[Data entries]
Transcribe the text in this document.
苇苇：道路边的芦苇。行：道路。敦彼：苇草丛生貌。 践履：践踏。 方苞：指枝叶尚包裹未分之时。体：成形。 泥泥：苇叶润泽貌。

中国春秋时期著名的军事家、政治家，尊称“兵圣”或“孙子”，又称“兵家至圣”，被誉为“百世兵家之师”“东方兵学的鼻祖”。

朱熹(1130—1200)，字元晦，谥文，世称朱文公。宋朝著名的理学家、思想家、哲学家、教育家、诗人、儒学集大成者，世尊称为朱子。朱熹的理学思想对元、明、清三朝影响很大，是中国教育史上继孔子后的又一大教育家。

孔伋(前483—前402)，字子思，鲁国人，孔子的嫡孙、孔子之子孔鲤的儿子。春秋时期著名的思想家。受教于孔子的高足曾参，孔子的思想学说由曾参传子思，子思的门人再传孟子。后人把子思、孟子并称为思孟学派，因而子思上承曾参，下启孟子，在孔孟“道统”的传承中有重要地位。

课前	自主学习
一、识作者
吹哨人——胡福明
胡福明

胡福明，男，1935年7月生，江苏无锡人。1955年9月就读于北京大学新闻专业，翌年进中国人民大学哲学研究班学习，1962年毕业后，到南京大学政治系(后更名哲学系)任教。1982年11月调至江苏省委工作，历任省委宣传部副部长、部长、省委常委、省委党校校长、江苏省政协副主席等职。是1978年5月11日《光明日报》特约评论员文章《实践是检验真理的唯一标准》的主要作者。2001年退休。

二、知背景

--- Your objective ---
Repeat the entries exactly, all of them.

--- The reply ---
Transcribe the text in this document.
苇苇：道路边的芦苇。行：道路。敦彼：苇草丛生貌。 践履：践踏。 方苞：指枝叶尚包裹未分之时。体：成形。 泥泥：苇叶润泽貌。

中国春秋时期著名的军事家、政治家，尊称“兵圣”或“孙子”，又称“兵家至圣”，被誉为“百世兵家之师”“东方兵学的鼻祖”。

朱熹(1130—1200)，字元晦，谥文，世称朱文公。宋朝著名的理学家、思想家、哲学家、教育家、诗人、儒学集大成者，世尊称为朱子。朱熹的理学思想对元、明、清三朝影响很大，是中国教育史上继孔子后的又一大教育家。

孔伋(前483—前402)，字子思，鲁国人，孔子的嫡孙、孔子之子孔鲤的儿子。春秋时期著名的思想家。受教于孔子的高足曾参，孔子的思想学说由曾参传子思，子思的门人再传孟子。后人把子思、孟子并称为思孟学派，因而子思上承曾参，下启孟子，在孔孟“道统”的传承中有重要地位。

课前	自主学习
一、识作者
吹哨人——胡福明
胡福明

胡福明，男，1935年7月生，江苏无锡人。1955年9月就读于北京大学新闻专业，翌年进中国人民大学哲学研究班学习，1962年毕业后，到南京大学政治系(后更名哲学系)任教。1982年11月调至江苏省委工作，历任省委宣传部副部长、部长、省委常委、省委党校校长、江苏省政协副主席等职。是1978年5月11日《光明日报》特约评论员文章《实践是检验真理的唯一标准》的主要作者。2001年退休。

二、知背景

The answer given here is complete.